* begin DATA SHOWN *

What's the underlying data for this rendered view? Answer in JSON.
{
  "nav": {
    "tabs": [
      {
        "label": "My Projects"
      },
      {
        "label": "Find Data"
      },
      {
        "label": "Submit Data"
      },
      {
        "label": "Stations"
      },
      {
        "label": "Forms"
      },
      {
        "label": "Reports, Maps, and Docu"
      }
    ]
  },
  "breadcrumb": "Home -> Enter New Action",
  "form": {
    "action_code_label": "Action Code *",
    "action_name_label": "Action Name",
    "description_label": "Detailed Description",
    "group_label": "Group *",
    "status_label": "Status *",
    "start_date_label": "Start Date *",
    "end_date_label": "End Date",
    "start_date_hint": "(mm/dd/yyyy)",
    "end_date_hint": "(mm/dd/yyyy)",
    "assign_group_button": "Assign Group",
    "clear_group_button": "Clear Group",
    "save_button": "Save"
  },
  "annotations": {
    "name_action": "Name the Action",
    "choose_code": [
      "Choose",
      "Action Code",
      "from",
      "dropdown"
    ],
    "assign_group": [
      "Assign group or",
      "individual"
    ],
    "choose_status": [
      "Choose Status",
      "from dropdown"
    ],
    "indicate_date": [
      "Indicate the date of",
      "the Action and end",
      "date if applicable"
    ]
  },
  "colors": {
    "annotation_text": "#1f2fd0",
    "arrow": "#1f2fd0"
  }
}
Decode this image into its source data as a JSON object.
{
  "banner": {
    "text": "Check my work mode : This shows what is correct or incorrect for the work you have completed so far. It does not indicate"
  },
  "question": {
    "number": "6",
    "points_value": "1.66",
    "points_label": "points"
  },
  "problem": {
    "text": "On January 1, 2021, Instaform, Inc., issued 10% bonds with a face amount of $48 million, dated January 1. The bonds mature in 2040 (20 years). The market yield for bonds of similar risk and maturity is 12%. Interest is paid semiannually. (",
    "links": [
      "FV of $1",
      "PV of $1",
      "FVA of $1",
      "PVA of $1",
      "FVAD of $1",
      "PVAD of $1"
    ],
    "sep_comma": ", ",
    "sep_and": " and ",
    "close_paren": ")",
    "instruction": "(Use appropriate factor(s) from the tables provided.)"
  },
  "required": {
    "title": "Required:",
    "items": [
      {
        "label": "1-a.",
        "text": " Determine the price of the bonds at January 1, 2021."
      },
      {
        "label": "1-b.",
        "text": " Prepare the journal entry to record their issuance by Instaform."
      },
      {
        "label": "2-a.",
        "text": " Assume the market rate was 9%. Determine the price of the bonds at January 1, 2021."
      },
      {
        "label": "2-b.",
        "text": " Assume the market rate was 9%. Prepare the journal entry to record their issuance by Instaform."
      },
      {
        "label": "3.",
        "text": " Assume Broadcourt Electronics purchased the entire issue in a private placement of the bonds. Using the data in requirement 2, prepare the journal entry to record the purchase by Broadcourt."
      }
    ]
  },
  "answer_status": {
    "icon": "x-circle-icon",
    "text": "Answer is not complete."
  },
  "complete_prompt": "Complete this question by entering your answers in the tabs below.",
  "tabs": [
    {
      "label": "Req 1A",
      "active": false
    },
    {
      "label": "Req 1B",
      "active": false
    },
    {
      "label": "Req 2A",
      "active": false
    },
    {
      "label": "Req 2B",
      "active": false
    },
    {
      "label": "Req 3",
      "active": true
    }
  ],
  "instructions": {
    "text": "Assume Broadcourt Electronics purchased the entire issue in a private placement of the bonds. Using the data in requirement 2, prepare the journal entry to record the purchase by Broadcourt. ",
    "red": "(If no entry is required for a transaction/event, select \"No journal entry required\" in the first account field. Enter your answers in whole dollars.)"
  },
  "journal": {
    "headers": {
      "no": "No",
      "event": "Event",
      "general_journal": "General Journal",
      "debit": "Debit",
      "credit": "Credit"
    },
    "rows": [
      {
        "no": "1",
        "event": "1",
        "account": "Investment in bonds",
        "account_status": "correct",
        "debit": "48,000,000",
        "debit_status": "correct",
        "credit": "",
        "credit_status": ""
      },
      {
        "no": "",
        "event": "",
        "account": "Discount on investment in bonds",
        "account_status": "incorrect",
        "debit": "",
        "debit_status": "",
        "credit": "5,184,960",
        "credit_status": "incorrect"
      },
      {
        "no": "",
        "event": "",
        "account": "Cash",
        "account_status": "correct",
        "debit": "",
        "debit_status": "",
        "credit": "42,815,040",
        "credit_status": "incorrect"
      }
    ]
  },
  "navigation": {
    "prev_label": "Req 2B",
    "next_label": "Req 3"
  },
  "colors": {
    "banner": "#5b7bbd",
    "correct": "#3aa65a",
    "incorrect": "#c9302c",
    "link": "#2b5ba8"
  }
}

* end DATA SHOWN *

Return the lines above exactly, keeping every word.

What's the underlying data for this rendered view? Answer in JSON.
{
  "nav": {
    "tabs": [
      {
        "label": "My Projects"
      },
      {
        "label": "Find Data"
      },
      {
        "label": "Submit Data"
      },
      {
        "label": "Stations"
      },
      {
        "label": "Forms"
      },
      {
        "label": "Reports, Maps, and Docu"
      }
    ]
  },
  "breadcrumb": "Home -> Enter New Action",
  "form": {
    "action_code_label": "Action Code *",
    "action_name_label": "Action Name",
    "description_label": "Detailed Description",
    "group_label": "Group *",
    "status_label": "Status *",
    "start_date_label": "Start Date *",
    "end_date_label": "End Date",
    "start_date_hint": "(mm/dd/yyyy)",
    "end_date_hint": "(mm/dd/yyyy)",
    "assign_group_button": "Assign Group",
    "clear_group_button": "Clear Group",
    "save_button": "Save"
  },
  "annotations": {
    "name_action": "Name the Action",
    "choose_code": [
      "Choose",
      "Action Code",
      "from",
      "dropdown"
    ],
    "assign_group": [
      "Assign group or",
      "individual"
    ],
    "choose_status": [
      "Choose Status",
      "from dropdown"
    ],
    "indicate_date": [
      "Indicate the date of",
      "the Action and end",
      "date if applicable"
    ]
  },
  "colors": {
    "annotation_text": "#1f2fd0",
    "arrow": "#1f2fd0"
  }
}
Decode this image into its source data as a JSON object.
{
  "banner": {
    "text": "Check my work mode : This shows what is correct or incorrect for the work you have completed so far. It does not indicate"
  },
  "question": {
    "number": "6",
    "points_value": "1.66",
    "points_label": "points"
  },
  "problem": {
    "text": "On January 1, 2021, Instaform, Inc., issued 10% bonds with a face amount of $48 million, dated January 1. The bonds mature in 2040 (20 years). The market yield for bonds of similar risk and maturity is 12%. Interest is paid semiannually. (",
    "links": [
      "FV of $1",
      "PV of $1",
      "FVA of $1",
      "PVA of $1",
      "FVAD of $1",
      "PVAD of $1"
    ],
    "sep_comma": ", ",
    "sep_and": " and ",
    "close_paren": ")",
    "instruction": "(Use appropriate factor(s) from the tables provided.)"
  },
  "required": {
    "title": "Required:",
    "items": [
      {
        "label": "1-a.",
        "text": " Determine the price of the bonds at January 1, 2021."
      },
      {
        "label": "1-b.",
        "text": " Prepare the journal entry to record their issuance by Instaform."
      },
      {
        "label": "2-a.",
        "text": " Assume the market rate was 9%. Determine the price of the bonds at January 1, 2021."
      },
      {
        "label": "2-b.",
        "text": " Assume the market rate was 9%. Prepare the journal entry to record their issuance by Instaform."
      },
      {
        "label": "3.",
        "text": " Assume Broadcourt Electronics purchased the entire issue in a private placement of the bonds. Using the data in requirement 2, prepare the journal entry to record the purchase by Broadcourt."
      }
    ]
  },
  "answer_status": {
    "icon": "x-circle-icon",
    "text": "Answer is not complete."
  },
  "complete_prompt": "Complete this question by entering your answers in the tabs below.",
  "tabs": [
    {
      "label": "Req 1A",
      "active": false
    },
    {
      "label": "Req 1B",
      "active": false
    },
    {
      "label": "Req 2A",
      "active": false
    },
    {
      "label": "Req 2B",
      "active": false
    },
    {
      "label": "Req 3",
      "active": true
    }
  ],
  "instructions": {
    "text": "Assume Broadcourt Electronics purchased the entire issue in a private placement of the bonds. Using the data in requirement 2, prepare the journal entry to record the purchase by Broadcourt. ",
    "red": "(If no entry is required for a transaction/event, select \"No journal entry required\" in the first account field. Enter your answers in whole dollars.)"
  },
  "journal": {
    "headers": {
      "no": "No",
      "event": "Event",
      "general_journal": "General Journal",
      "debit": "Debit",
      "credit": "Credit"
    },
    "rows": [
      {
        "no": "1",
        "event": "1",
        "account": "Investment in bonds",
        "account_status": "correct",
        "debit": "48,000,000",
        "debit_status": "correct",
        "credit": "",
        "credit_status": ""
      },
      {
        "no": "",
        "event": "",
        "account": "Discount on investment in bonds",
        "account_status": "incorrect",
        "debit": "",
        "debit_status": "",
        "credit": "5,184,960",
        "credit_status": "incorrect"
      },
      {
        "no": "",
        "event": "",
        "account": "Cash",
        "account_status": "correct",
        "debit": "",
        "debit_status": "",
        "credit": "42,815,040",
        "credit_status": "incorrect"
      }
    ]
  },
  "navigation": {
    "prev_label": "Req 2B",
    "next_label": "Req 3"
  },
  "colors": {
    "banner": "#5b7bbd",
    "correct": "#3aa65a",
    "incorrect": "#c9302c",
    "link": "#2b5ba8"
  }
}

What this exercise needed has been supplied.